### Your goal
Write out all the data again, exactly as it stands.

[Dataset items]

-- Begin --

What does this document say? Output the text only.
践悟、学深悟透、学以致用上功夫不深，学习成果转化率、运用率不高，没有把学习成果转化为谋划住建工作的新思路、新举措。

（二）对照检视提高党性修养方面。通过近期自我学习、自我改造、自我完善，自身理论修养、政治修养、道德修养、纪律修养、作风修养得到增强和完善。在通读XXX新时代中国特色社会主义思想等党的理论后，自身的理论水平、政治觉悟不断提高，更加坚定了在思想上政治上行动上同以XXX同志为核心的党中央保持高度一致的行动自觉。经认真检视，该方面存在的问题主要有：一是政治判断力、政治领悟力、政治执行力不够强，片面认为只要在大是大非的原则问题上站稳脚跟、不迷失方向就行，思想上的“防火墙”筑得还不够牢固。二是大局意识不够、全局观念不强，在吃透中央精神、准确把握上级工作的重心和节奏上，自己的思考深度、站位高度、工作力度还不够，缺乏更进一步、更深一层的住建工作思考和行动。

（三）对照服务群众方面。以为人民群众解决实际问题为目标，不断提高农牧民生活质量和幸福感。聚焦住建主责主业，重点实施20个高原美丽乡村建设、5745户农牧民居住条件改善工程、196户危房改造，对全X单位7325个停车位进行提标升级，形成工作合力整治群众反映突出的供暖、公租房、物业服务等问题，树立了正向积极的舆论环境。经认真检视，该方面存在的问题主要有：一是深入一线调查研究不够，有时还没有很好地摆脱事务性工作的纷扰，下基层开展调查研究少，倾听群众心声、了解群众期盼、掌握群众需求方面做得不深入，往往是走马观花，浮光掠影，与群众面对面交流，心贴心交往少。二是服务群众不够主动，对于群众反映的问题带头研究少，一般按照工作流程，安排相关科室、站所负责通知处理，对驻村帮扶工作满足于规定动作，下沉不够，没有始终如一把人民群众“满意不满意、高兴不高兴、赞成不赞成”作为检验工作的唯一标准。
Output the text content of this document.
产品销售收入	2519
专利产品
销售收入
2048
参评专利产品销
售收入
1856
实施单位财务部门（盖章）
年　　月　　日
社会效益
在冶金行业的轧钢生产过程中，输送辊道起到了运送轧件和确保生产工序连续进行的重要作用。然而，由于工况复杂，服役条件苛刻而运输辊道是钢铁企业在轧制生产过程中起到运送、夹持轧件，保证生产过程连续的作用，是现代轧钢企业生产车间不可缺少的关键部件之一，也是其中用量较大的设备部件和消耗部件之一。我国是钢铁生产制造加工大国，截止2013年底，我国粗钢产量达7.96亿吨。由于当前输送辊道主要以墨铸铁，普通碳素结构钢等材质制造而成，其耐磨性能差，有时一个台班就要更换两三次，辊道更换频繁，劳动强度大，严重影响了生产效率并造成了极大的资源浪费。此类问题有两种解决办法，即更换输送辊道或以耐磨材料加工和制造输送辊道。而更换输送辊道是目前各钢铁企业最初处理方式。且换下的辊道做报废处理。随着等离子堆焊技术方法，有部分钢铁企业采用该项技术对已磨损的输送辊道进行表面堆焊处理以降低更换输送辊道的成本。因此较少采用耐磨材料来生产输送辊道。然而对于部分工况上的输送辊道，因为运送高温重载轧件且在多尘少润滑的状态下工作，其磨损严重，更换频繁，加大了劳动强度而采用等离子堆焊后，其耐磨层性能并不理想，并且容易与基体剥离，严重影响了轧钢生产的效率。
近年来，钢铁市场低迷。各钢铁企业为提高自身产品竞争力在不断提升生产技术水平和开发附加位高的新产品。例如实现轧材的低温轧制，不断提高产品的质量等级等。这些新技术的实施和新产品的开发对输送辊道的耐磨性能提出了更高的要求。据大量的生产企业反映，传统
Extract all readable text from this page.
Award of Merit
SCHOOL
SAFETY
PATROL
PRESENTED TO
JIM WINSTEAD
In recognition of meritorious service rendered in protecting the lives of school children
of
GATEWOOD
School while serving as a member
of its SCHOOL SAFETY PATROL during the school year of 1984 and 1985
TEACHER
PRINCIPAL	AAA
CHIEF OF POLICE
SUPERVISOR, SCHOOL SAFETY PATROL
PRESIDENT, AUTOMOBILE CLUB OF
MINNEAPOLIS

-- End --

### The answer
What does this document say? Output the text only.
践悟、学深悟透、学以致用上功夫不深，学习成果转化率、运用率不高，没有把学习成果转化为谋划住建工作的新思路、新举措。

（二）对照检视提高党性修养方面。通过近期自我学习、自我改造、自我完善，自身理论修养、政治修养、道德修养、纪律修养、作风修养得到增强和完善。在通读XXX新时代中国特色社会主义思想等党的理论后，自身的理论水平、政治觉悟不断提高，更加坚定了在思想上政治上行动上同以XXX同志为核心的党中央保持高度一致的行动自觉。经认真检视，该方面存在的问题主要有：一是政治判断力、政治领悟力、政治执行力不够强，片面认为只要在大是大非的原则问题上站稳脚跟、不迷失方向就行，思想上的“防火墙”筑得还不够牢固。二是大局意识不够、全局观念不强，在吃透中央精神、准确把握上级工作的重心和节奏上，自己的思考深度、站位高度、工作力度还不够，缺乏更进一步、更深一层的住建工作思考和行动。

（三）对照服务群众方面。以为人民群众解决实际问题为目标，不断提高农牧民生活质量和幸福感。聚焦住建主责主业，重点实施20个高原美丽乡村建设、5745户农牧民居住条件改善工程、196户危房改造，对全X单位7325个停车位进行提标升级，形成工作合力整治群众反映突出的供暖、公租房、物业服务等问题，树立了正向积极的舆论环境。经认真检视，该方面存在的问题主要有：一是深入一线调查研究不够，有时还没有很好地摆脱事务性工作的纷扰，下基层开展调查研究少，倾听群众心声、了解群众期盼、掌握群众需求方面做得不深入，往往是走马观花，浮光掠影，与群众面对面交流，心贴心交往少。二是服务群众不够主动，对于群众反映的问题带头研究少，一般按照工作流程，安排相关科室、站所负责通知处理，对驻村帮扶工作满足于规定动作，下沉不够，没有始终如一把人民群众“满意不满意、高兴不高兴、赞成不赞成”作为检验工作的唯一标准。
Output the text content of this document.
产品销售收入	2519
专利产品
销售收入
2048
参评专利产品销
售收入
1856
实施单位财务部门（盖章）
年　　月　　日
社会效益
在冶金行业的轧钢生产过程中，输送辊道起到了运送轧件和确保生产工序连续进行的重要作用。然而，由于工况复杂，服役条件苛刻而运输辊道是钢铁企业在轧制生产过程中起到运送、夹持轧件，保证生产过程连续的作用，是现代轧钢企业生产车间不可缺少的关键部件之一，也是其中用量较大的设备部件和消耗部件之一。我国是钢铁生产制造加工大国，截止2013年底，我国粗钢产量达7.96亿吨。由于当前输送辊道主要以墨铸铁，普通碳素结构钢等材质制造而成，其耐磨性能差，有时一个台班就要更换两三次，辊道更换频繁，劳动强度大，严重影响了生产效率并造成了极大的资源浪费。此类问题有两种解决办法，即更换输送辊道或以耐磨材料加工和制造输送辊道。而更换输送辊道是目前各钢铁企业最初处理方式。且换下的辊道做报废处理。随着等离子堆焊技术方法，有部分钢铁企业采用该项技术对已磨损的输送辊道进行表面堆焊处理以降低更换输送辊道的成本。因此较少采用耐磨材料来生产输送辊道。然而对于部分工况上的输送辊道，因为运送高温重载轧件且在多尘少润滑的状态下工作，其磨损严重，更换频繁，加大了劳动强度而采用等离子堆焊后，其耐磨层性能并不理想，并且容易与基体剥离，严重影响了轧钢生产的效率。
近年来，钢铁市场低迷。各钢铁企业为提高自身产品竞争力在不断提升生产技术水平和开发附加位高的新产品。例如实现轧材的低温轧制，不断提高产品的质量等级等。这些新技术的实施和新产品的开发对输送辊道的耐磨性能提出了更高的要求。据大量的生产企业反映，传统
Extract all readable text from this page.
Award of Merit
SCHOOL
SAFETY
PATROL
PRESENTED TO
JIM WINSTEAD
In recognition of meritorious service rendered in protecting the lives of school children
of
GATEWOOD
School while serving as a member
of its SCHOOL SAFETY PATROL during the school year of 1984 and 1985
TEACHER
PRINCIPAL	AAA
CHIEF OF POLICE
SUPERVISOR, SCHOOL SAFETY PATROL
PRESIDENT, AUTOMOBILE CLUB OF
MINNEAPOLIS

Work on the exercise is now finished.